--- Start RECORDS SHOWN ---

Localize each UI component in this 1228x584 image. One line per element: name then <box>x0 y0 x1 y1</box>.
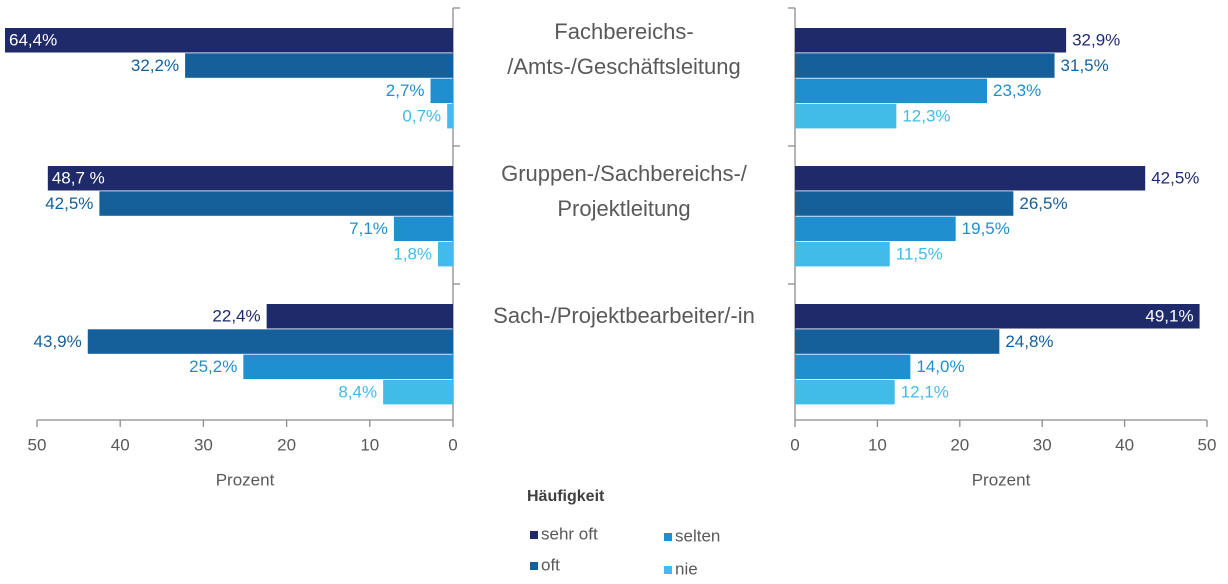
value-label: 49,1% <box>1145 306 1193 325</box>
x-tick-label: 40 <box>111 435 130 454</box>
x-tick-label: 0 <box>448 435 457 454</box>
x-tick-label: 10 <box>360 435 379 454</box>
x-tick-label: 30 <box>194 435 213 454</box>
y-axis-ticks <box>453 7 795 285</box>
legend-swatch <box>530 531 538 539</box>
legend-swatch <box>664 566 672 574</box>
legend-label: selten <box>675 526 720 545</box>
legend-swatch <box>530 562 538 570</box>
category-label: Projektleitung <box>557 196 690 221</box>
x-axis-label: Prozent <box>216 470 275 489</box>
legend-label: sehr oft <box>541 524 598 543</box>
bar <box>87 329 453 354</box>
x-tick-label: 20 <box>277 435 296 454</box>
legend-label: nie <box>675 559 698 578</box>
value-label: 23,3% <box>993 81 1041 100</box>
bar <box>447 103 453 129</box>
value-label: 19,5% <box>962 219 1010 238</box>
value-label: 42,5% <box>45 194 93 213</box>
bar <box>99 191 453 216</box>
value-label: 64,4% <box>9 30 57 49</box>
bars <box>5 28 453 405</box>
value-label: 11,5% <box>896 244 943 263</box>
legend-label: oft <box>541 555 560 574</box>
bar <box>795 354 911 380</box>
bar <box>243 354 453 380</box>
category-label: Gruppen-/Sachbereichs-/ <box>501 161 748 186</box>
value-label: 8,4% <box>338 382 377 401</box>
bar <box>438 241 453 267</box>
x-tick-label: 20 <box>950 435 969 454</box>
x-tick-label: 50 <box>28 435 47 454</box>
bar <box>795 166 1146 191</box>
x-tick-label: 50 <box>1198 435 1217 454</box>
bar <box>430 78 453 104</box>
category-label: Sach-/Projektbearbeiter/-in <box>493 303 755 328</box>
legend-title: Häufigkeit <box>527 488 605 505</box>
value-label: 42,5% <box>1151 168 1199 187</box>
value-label: 48,7 % <box>52 168 105 187</box>
value-label: 0,7% <box>402 106 441 125</box>
bar <box>393 216 453 242</box>
value-label: 25,2% <box>189 357 237 376</box>
bar <box>795 53 1055 78</box>
bar <box>795 379 895 405</box>
value-label: 43,9% <box>34 332 82 351</box>
value-label: 24,8% <box>1005 332 1053 351</box>
value-label: 14,0% <box>916 357 964 376</box>
bar <box>5 28 453 53</box>
value-label: 31,5% <box>1061 56 1109 75</box>
bar <box>795 304 1200 329</box>
value-label: 12,1% <box>901 382 949 401</box>
value-label: 32,9% <box>1072 30 1120 49</box>
legend-swatch <box>664 533 672 541</box>
value-label: 26,5% <box>1019 194 1067 213</box>
bar <box>795 329 1000 354</box>
bar <box>47 166 453 191</box>
category-label: /Amts-/Geschäftsleitung <box>507 54 741 79</box>
bar <box>795 78 987 104</box>
value-label: 1,8% <box>393 244 432 263</box>
value-label: 22,4% <box>212 306 260 325</box>
bar <box>795 216 956 242</box>
bar <box>266 304 453 329</box>
category-label: Fachbereichs- <box>554 19 693 44</box>
bar <box>185 53 453 78</box>
x-tick-label: 10 <box>868 435 887 454</box>
bar <box>795 191 1014 216</box>
bar <box>383 379 453 405</box>
value-label: 12,3% <box>902 106 950 125</box>
x-tick-label: 0 <box>790 435 799 454</box>
x-tick-label: 30 <box>1033 435 1052 454</box>
value-label: 32,2% <box>131 56 179 75</box>
bars <box>795 28 1200 405</box>
value-label: 7,1% <box>349 219 388 238</box>
bar <box>795 28 1067 53</box>
bar <box>795 241 890 267</box>
value-label: 2,7% <box>386 81 425 100</box>
x-tick-label: 40 <box>1115 435 1134 454</box>
x-axis-label: Prozent <box>972 470 1031 489</box>
bar <box>795 103 897 129</box>
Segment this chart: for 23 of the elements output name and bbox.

--- End RECORDS SHOWN ---

Print every one of the records above word for word, leaving out the pictures.

SOLVED EXERCISE =
Localize each UI component in this 1228x584 image. One line per element: name then <box>x0 y0 x1 y1</box>.
value-label: 49,1% <box>1145 306 1193 325</box>
x-tick-label: 40 <box>111 435 130 454</box>
x-tick-label: 0 <box>448 435 457 454</box>
x-tick-label: 10 <box>360 435 379 454</box>
x-tick-label: 30 <box>194 435 213 454</box>
y-axis-ticks <box>453 7 795 285</box>
legend-swatch <box>530 531 538 539</box>
legend-swatch <box>664 566 672 574</box>
legend-label: selten <box>675 526 720 545</box>
legend-swatch <box>530 562 538 570</box>
category-label: Projektleitung <box>557 196 690 221</box>
x-axis-label: Prozent <box>216 470 275 489</box>
legend-label: sehr oft <box>541 524 598 543</box>
bar <box>87 329 453 354</box>
x-tick-label: 20 <box>277 435 296 454</box>
legend-label: nie <box>675 559 698 578</box>
value-label: 23,3% <box>993 81 1041 100</box>
bar <box>447 103 453 129</box>
value-label: 19,5% <box>962 219 1010 238</box>
value-label: 42,5% <box>45 194 93 213</box>
bar <box>99 191 453 216</box>
value-label: 64,4% <box>9 30 57 49</box>
bars <box>5 28 453 405</box>
value-label: 11,5% <box>896 244 943 263</box>
legend-label: oft <box>541 555 560 574</box>
bar <box>795 354 911 380</box>
bar <box>243 354 453 380</box>
category-label: Gruppen-/Sachbereichs-/ <box>501 161 748 186</box>
value-label: 8,4% <box>338 382 377 401</box>
bar <box>438 241 453 267</box>
x-tick-label: 20 <box>950 435 969 454</box>
x-tick-label: 50 <box>28 435 47 454</box>
bar <box>795 166 1146 191</box>
x-tick-label: 50 <box>1198 435 1217 454</box>
bar <box>430 78 453 104</box>
category-label: Sach-/Projektbearbeiter/-in <box>493 303 755 328</box>
legend-title: Häufigkeit <box>527 488 605 505</box>
value-label: 42,5% <box>1151 168 1199 187</box>
value-label: 48,7 % <box>52 168 105 187</box>
value-label: 0,7% <box>402 106 441 125</box>
bar <box>393 216 453 242</box>
value-label: 25,2% <box>189 357 237 376</box>
bar <box>795 53 1055 78</box>
bar <box>795 379 895 405</box>
value-label: 43,9% <box>34 332 82 351</box>
value-label: 24,8% <box>1005 332 1053 351</box>
value-label: 14,0% <box>916 357 964 376</box>
bar <box>5 28 453 53</box>
value-label: 31,5% <box>1061 56 1109 75</box>
bar <box>795 304 1200 329</box>
value-label: 12,1% <box>901 382 949 401</box>
value-label: 32,9% <box>1072 30 1120 49</box>
legend-swatch <box>664 533 672 541</box>
value-label: 26,5% <box>1019 194 1067 213</box>
bar <box>795 329 1000 354</box>
bar <box>47 166 453 191</box>
category-label: /Amts-/Geschäftsleitung <box>507 54 741 79</box>
bar <box>795 78 987 104</box>
value-label: 1,8% <box>393 244 432 263</box>
value-label: 22,4% <box>212 306 260 325</box>
bar <box>795 216 956 242</box>
bar <box>266 304 453 329</box>
category-label: Fachbereichs- <box>554 19 693 44</box>
bar <box>185 53 453 78</box>
x-tick-label: 10 <box>868 435 887 454</box>
bar <box>795 191 1014 216</box>
bar <box>383 379 453 405</box>
value-label: 12,3% <box>902 106 950 125</box>
x-tick-label: 0 <box>790 435 799 454</box>
x-tick-label: 30 <box>1033 435 1052 454</box>
value-label: 32,2% <box>131 56 179 75</box>
bars <box>795 28 1200 405</box>
value-label: 7,1% <box>349 219 388 238</box>
bar <box>795 28 1067 53</box>
bar <box>795 241 890 267</box>
value-label: 2,7% <box>386 81 425 100</box>
x-tick-label: 40 <box>1115 435 1134 454</box>
x-axis-label: Prozent <box>972 470 1031 489</box>
bar <box>795 103 897 129</box>
Segment this chart: for 23 of the elements output name and bbox.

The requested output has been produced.